* _Material for the task_:
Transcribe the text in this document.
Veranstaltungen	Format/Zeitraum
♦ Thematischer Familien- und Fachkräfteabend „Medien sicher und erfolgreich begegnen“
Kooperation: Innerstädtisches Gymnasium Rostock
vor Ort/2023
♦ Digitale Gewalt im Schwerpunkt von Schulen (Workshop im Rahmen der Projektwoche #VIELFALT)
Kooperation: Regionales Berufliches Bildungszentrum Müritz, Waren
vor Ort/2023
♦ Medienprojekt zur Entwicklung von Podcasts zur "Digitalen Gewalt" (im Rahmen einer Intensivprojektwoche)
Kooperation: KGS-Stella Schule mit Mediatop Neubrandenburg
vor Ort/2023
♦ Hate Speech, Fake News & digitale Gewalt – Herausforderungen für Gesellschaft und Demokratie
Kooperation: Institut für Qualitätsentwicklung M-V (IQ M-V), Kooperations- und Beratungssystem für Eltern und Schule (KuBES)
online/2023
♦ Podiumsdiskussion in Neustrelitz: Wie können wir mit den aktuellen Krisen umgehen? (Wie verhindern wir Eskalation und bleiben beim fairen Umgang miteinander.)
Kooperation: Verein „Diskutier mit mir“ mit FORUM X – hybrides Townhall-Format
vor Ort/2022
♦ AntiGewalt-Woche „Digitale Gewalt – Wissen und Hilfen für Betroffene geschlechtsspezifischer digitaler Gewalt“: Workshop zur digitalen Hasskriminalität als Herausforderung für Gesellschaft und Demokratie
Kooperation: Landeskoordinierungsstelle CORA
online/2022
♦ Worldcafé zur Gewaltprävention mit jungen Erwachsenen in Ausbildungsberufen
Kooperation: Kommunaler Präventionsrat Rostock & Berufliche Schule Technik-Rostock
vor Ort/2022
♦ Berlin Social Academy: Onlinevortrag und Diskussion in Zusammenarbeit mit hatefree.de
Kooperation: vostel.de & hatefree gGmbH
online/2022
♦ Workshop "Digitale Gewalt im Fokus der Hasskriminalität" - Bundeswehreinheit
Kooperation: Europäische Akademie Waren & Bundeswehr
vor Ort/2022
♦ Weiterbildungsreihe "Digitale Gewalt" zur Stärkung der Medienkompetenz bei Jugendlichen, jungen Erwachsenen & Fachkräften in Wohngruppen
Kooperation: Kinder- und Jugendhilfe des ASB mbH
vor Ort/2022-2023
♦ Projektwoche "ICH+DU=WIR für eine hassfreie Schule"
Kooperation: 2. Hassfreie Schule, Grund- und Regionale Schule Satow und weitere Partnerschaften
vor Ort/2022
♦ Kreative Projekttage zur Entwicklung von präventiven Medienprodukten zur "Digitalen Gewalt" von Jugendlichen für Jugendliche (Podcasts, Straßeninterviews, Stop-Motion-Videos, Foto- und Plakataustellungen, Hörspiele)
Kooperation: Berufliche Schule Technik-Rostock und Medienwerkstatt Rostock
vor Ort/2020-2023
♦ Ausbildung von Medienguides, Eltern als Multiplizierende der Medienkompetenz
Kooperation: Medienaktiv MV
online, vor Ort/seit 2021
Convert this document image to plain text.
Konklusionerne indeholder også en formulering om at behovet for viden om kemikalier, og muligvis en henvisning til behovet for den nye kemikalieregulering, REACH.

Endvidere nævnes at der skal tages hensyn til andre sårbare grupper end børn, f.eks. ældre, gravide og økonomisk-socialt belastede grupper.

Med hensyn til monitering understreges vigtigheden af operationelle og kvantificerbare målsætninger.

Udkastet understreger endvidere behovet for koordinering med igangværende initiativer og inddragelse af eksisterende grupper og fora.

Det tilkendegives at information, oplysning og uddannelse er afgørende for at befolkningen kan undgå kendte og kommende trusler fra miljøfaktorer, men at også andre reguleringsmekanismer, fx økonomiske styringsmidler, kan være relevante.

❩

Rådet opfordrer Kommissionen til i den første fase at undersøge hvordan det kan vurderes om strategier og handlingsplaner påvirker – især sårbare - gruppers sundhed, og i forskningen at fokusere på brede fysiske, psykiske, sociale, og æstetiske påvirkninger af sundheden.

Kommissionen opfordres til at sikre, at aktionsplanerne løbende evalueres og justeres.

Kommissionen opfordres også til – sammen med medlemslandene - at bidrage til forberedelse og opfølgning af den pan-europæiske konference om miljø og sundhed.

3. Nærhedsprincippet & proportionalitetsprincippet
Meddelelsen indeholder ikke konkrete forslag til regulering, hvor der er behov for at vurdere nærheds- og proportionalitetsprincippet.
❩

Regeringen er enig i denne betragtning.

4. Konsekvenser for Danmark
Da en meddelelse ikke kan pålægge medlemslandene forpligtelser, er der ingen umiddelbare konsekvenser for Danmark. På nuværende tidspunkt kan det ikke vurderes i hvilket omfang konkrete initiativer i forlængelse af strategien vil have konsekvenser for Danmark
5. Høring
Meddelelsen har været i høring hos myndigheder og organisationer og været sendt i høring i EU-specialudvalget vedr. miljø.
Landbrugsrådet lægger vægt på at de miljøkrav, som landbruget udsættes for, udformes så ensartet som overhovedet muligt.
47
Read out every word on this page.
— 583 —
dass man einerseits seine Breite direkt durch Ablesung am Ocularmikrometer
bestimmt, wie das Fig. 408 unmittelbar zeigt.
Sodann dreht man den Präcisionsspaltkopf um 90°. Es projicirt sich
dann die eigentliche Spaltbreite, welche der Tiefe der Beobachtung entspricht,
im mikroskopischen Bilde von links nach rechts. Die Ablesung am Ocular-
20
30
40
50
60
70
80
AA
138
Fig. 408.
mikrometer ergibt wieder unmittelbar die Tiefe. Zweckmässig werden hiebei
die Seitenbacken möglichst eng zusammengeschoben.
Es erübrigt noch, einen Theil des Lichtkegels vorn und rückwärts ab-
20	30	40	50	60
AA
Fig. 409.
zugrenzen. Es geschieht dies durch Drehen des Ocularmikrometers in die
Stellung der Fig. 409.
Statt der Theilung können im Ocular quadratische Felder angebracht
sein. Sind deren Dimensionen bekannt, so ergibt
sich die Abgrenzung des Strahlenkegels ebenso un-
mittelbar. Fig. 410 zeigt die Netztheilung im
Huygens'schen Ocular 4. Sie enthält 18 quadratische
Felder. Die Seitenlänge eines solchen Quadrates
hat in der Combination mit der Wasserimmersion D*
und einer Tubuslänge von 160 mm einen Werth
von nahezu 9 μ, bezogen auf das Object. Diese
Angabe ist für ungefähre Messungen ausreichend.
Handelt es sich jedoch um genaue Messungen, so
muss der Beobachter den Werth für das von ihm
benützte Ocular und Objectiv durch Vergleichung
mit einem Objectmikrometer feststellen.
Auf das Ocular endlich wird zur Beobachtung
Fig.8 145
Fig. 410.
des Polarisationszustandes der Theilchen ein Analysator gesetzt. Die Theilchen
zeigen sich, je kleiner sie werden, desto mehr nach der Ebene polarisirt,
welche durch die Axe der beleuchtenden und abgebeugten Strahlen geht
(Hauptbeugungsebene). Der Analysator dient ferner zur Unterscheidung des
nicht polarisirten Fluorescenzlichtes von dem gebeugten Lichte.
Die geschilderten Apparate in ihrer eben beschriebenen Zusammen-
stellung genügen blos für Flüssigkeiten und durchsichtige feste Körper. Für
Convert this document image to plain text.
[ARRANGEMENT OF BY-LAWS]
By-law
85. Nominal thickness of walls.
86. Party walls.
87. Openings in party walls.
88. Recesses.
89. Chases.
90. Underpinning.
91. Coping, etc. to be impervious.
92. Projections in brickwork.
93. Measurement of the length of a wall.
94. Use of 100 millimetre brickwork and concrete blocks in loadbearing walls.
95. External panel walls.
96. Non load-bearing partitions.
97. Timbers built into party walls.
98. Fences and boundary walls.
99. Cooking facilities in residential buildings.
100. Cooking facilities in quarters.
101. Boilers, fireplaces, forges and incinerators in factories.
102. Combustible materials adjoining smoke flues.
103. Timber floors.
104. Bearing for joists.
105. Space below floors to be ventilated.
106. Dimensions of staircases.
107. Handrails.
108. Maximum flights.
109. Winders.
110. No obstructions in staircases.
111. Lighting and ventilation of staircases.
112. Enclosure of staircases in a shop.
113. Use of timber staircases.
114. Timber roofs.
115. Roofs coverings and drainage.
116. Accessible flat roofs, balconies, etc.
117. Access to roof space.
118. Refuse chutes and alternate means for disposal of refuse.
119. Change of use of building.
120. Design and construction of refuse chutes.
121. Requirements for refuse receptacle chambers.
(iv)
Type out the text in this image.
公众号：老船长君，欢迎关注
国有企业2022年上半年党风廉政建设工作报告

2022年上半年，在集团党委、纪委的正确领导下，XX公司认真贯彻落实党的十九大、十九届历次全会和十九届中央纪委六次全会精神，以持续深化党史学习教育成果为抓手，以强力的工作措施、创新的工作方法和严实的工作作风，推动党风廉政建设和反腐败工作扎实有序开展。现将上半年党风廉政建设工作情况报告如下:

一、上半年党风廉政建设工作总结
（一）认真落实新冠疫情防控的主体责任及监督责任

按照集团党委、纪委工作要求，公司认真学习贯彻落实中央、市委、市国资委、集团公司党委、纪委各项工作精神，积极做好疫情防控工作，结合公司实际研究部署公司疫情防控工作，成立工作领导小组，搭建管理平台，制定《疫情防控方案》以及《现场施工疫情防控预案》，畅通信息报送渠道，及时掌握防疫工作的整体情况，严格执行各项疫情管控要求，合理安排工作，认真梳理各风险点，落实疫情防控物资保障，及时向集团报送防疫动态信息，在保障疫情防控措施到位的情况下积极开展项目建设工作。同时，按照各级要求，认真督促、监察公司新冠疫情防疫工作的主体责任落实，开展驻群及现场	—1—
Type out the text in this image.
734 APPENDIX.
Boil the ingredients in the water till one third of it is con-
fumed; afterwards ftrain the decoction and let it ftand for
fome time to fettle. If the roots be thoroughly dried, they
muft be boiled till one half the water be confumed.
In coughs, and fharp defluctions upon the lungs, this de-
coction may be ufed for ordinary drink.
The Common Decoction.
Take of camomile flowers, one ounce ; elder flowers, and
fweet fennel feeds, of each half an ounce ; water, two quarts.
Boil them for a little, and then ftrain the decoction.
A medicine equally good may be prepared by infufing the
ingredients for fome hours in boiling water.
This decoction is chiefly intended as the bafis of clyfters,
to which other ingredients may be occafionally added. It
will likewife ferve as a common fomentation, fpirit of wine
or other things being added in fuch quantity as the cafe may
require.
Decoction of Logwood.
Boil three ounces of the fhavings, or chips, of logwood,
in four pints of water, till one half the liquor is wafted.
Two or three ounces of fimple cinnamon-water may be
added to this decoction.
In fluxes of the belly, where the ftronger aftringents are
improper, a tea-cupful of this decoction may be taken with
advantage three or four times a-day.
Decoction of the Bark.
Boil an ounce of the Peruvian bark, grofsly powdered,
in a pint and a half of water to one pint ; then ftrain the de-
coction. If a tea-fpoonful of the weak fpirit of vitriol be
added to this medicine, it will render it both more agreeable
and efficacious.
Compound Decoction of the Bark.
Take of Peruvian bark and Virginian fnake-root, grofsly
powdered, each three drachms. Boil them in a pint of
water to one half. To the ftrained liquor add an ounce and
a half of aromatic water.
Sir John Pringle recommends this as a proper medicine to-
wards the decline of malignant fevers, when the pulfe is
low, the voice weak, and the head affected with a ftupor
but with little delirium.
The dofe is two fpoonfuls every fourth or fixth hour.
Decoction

* _What the exercise asks_: Of the lines above, how many contain the word "Ablesung"? Provide the number and nothing else.

* _Answer in full_: 2